VORLIEGENDER TEXT
··········

Ein Dutzendkrimi, den man nicht gelesen haben muss

Steve Hamilton langweilt mit "Blind River"

Von Georg PatzerRSS-Newsfeed neuer Artikel von Georg Patzer

Besprochene Bücher / Literaturhinweise

Manchmal muss man eine Buchserie von Anfang an lesen: Nur so versteht man die Anspielungen, die Entwicklungen, die Charaktere, nur so genießt man sie. Manchmal ist es aber auch unsinnig, überhaupt einen Band zu lesen. Wenn es nämlich durchgängig normale Dutzendware ist, die dort stattfindet.

So eine Krimidutzendware ist auch "Blind River" von Steve Hamilton. Alex McKnight hat sich nach Paradise, Michigan, zurückgezogen, lebt mitten im Winter in einer Hütte, räumt den Schnee mehrmals am Tag und ist ganz zufrieden. Und dann verliebt er sich in Natalie Reynaud von der Ontario Provincial Police, jenseits der Grenze in Kanada. Trotz des Schneesturms verabredet er sich mit ihr in einem alten Grand Hotel am See. Dort trifft er einen alten Mann, Simon Grant, mit einem alten Hut. Kurz danach findet er den Hut vor seinem Zimmer, gefüllt mit Schnee, und mit der Nachricht versehen: "Ich weiß, wer Sie sind." Und der alte Mann wird tot aufgefunden, ermordet.

Der Fall führt McKnight in die Vergangenheit seiner neuen Geliebten, in die Familiengeschichte und die Geschichte des Ortes Blind River. Zunächst wird McKnight, der unvorsichtigerweise herumfragt, von der Familie Grant als Mörder angesehen und zusammengeschlagen, dann verschwindet Natalie und weigert sich, ihn in den Fall hineinzuziehen, weil sie selbst ihre eigene schmerzvolle Geschichte aufarbeiten muss (natürlich: Kindesmissbrauch), so dass er sich ihr gewaltsam aufdrängen muss und sie natürlich am Schluss rettet. Und natürlich geht es nicht einfach gut aus mit den beiden, und wenn sie nicht gestorben sind... - denn schließlich ist dies der sechste Band einer Serie, die doch noch weitergehen soll.

··········

QUELLDATEN
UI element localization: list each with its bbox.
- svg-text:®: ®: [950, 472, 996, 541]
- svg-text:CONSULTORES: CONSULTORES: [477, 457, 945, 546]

··········

ZU ERLEDIGENDE AUFGABEN
- a) Der wievielte Band seiner Serie ist „Blind River“ laut der Krimirezension?
- b) Schreiben Sie die Krimirezension im Anschluss an ihren letzten Satz weiter.

ANTWORTEN DER REIHE
- a) Es ist der sechste Band der Serie.

- b)
Leider ist so gar nichts dran an McKnight, was man nicht aus vielen anderen amerikanischen Allerweltskrimis kennt. Der Held ist hart, aber gerecht, kann einstecken und austeilen, ist sensibel und verletzt, hat eine harte Zeit hinter sich und treue Freunde, und er versteckt seine Gefühle hinter seiner schnoddrigen Art.

Höchst vorhersehbar ist die ganze Geschichte von Anfang bis Ende, nicht mehr als solide aus dem Lehrbuch für kreatives Schreiben und deswegen bald ziemlich langweilig. Die Charaktere agieren allesamt wie Abziehbilder aus dem letzten guten Noir-Krimi und sind höchstens als anspruchslose TV-Serienhelden vorstellbar (aber auch da würde man nach einer halben Stunde den Aus-Knopf drücken). Am Schluss wird es noch einmal ganz schlimm, als die Verästelungen der Geschichte in einer quälend langen Passage erzählt und erklärt werden müssen.

Steve Hamilton wurde schon einmal mit dem Edgar Allan Poe Award ausgezeichnet, aber das muss wohl ein Irrtum gewesen sein. Oder er hat schon mal gut geschrieben. Von diesem Roman kann man jedenfalls nur dringend abraten.


Titelbild

Steve Hamilton: Blind River. Roman.
Übersetzt aus dem Amerikanischen von Volker Neuhaus.
DuMont Buchverlag, Köln 2007.
380 Seiten, 19,90 EUR.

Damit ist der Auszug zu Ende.